### Information supplied ###

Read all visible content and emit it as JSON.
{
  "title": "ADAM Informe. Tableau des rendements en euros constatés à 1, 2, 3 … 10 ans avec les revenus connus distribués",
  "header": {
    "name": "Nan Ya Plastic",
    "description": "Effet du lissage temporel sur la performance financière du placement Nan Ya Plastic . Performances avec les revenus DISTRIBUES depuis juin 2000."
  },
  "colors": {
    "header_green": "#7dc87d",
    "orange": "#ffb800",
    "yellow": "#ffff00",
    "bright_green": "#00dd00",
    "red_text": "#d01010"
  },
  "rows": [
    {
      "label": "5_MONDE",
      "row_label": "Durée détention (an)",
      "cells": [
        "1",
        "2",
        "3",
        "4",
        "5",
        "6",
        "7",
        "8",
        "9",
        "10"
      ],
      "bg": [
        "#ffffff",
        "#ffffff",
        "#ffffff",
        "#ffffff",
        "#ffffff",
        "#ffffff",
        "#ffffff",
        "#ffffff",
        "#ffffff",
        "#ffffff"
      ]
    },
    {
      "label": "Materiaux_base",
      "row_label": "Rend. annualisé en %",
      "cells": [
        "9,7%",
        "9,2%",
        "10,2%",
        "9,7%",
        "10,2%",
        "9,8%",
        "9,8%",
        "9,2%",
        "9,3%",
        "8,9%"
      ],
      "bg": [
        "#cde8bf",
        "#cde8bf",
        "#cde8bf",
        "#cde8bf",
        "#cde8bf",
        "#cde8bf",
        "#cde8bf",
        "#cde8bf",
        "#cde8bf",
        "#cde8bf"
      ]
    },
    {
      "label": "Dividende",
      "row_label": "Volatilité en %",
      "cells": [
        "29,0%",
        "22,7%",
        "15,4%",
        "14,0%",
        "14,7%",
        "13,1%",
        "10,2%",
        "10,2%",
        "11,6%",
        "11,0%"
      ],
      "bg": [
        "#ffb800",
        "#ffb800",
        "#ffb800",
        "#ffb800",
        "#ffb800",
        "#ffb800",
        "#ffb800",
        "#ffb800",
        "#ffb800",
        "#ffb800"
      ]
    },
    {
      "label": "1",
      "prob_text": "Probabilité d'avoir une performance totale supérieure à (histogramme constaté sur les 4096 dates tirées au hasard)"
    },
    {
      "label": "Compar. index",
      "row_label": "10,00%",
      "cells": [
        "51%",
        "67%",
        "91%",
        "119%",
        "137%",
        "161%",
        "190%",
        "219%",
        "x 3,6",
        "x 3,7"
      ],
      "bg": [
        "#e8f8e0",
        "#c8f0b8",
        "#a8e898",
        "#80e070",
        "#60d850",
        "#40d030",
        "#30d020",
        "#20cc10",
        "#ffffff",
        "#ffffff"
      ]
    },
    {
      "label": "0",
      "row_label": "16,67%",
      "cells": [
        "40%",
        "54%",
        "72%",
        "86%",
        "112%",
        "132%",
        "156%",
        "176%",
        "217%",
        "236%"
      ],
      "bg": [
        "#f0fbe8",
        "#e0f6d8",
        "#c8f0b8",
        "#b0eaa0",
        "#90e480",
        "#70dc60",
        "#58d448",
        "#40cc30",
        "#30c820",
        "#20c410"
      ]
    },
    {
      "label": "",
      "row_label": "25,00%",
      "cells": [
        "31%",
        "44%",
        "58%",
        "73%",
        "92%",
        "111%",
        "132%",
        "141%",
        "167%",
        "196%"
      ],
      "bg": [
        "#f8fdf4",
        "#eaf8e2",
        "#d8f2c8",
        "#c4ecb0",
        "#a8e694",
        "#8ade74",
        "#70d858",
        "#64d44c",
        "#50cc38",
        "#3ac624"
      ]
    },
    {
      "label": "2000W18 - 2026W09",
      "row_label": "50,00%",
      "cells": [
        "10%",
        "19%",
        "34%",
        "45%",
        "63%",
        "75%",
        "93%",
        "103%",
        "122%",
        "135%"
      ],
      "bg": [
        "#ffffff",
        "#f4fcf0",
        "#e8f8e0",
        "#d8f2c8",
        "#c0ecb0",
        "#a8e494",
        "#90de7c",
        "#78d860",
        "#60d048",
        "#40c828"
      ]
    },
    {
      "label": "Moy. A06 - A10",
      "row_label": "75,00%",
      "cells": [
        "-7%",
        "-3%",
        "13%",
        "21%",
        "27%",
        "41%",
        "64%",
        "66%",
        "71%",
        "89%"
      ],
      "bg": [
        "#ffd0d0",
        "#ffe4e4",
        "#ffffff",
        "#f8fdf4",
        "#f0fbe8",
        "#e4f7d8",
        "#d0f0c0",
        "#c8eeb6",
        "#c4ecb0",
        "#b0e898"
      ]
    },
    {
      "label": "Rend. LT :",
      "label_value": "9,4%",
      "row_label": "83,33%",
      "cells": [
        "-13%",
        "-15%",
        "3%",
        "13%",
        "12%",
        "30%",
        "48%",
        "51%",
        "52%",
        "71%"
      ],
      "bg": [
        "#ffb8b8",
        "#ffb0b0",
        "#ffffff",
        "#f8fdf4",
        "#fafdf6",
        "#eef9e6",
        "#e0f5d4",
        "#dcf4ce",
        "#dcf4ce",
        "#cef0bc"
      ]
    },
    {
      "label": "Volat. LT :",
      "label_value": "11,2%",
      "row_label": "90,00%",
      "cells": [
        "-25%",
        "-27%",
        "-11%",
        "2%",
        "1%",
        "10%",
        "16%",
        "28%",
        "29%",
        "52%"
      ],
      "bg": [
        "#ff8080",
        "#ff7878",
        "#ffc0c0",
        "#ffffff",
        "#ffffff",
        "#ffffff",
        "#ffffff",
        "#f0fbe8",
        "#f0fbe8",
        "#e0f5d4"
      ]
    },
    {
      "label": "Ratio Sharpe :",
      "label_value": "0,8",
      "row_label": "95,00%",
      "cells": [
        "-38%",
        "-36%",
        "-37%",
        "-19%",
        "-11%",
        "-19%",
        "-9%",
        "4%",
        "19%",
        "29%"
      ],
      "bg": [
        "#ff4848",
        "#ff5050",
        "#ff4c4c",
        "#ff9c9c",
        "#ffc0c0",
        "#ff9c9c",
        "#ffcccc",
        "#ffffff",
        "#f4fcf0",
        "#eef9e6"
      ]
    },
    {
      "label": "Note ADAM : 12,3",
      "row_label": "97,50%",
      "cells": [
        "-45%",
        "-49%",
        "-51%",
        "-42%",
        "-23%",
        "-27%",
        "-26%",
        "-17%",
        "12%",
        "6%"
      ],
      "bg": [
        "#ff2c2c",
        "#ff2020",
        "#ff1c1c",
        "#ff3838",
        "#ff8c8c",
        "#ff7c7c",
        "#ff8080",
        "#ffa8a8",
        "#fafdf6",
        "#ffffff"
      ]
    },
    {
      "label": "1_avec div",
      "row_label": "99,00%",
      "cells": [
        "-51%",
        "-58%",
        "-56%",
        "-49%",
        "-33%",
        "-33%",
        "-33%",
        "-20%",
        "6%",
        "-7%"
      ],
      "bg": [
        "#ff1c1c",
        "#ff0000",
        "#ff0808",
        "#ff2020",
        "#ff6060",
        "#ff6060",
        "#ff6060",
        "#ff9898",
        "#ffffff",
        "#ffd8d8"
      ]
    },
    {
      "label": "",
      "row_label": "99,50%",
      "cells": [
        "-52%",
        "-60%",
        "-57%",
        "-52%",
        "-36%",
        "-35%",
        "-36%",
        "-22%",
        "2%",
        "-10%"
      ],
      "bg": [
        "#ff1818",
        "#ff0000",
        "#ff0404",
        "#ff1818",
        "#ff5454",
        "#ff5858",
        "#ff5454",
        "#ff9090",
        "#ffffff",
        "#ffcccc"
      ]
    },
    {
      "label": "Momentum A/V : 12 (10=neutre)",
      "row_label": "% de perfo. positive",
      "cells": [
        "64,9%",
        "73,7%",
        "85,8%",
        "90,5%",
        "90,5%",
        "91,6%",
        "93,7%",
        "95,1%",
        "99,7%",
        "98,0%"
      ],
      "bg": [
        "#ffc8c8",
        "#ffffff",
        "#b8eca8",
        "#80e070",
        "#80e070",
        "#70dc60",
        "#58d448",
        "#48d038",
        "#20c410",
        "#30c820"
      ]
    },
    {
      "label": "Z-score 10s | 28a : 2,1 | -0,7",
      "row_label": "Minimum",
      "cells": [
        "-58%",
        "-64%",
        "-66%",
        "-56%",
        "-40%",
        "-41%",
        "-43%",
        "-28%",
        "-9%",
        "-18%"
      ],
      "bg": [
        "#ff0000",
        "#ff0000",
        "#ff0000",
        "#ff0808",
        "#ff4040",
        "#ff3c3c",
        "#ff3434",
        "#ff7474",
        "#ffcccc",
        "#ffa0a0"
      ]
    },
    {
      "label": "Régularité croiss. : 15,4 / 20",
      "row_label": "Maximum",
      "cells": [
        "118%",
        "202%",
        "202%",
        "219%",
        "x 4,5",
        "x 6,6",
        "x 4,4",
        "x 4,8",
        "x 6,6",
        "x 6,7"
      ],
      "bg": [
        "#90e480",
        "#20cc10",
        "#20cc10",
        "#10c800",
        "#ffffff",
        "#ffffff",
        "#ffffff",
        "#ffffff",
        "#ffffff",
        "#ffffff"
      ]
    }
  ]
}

###

**Written instruction**: Copy all lines from the material that include "revenus".

**Exercise response**:
  "title": "ADAM Informe. Tableau des rendements en euros constatés à 1, 2, 3 … 10 ans avec les revenus connus distribués",
    "description": "Effet du lissage temporel sur la performance financière du placement Nan Ya Plastic . Performances avec les revenus DISTRIBUES depuis juin 2000."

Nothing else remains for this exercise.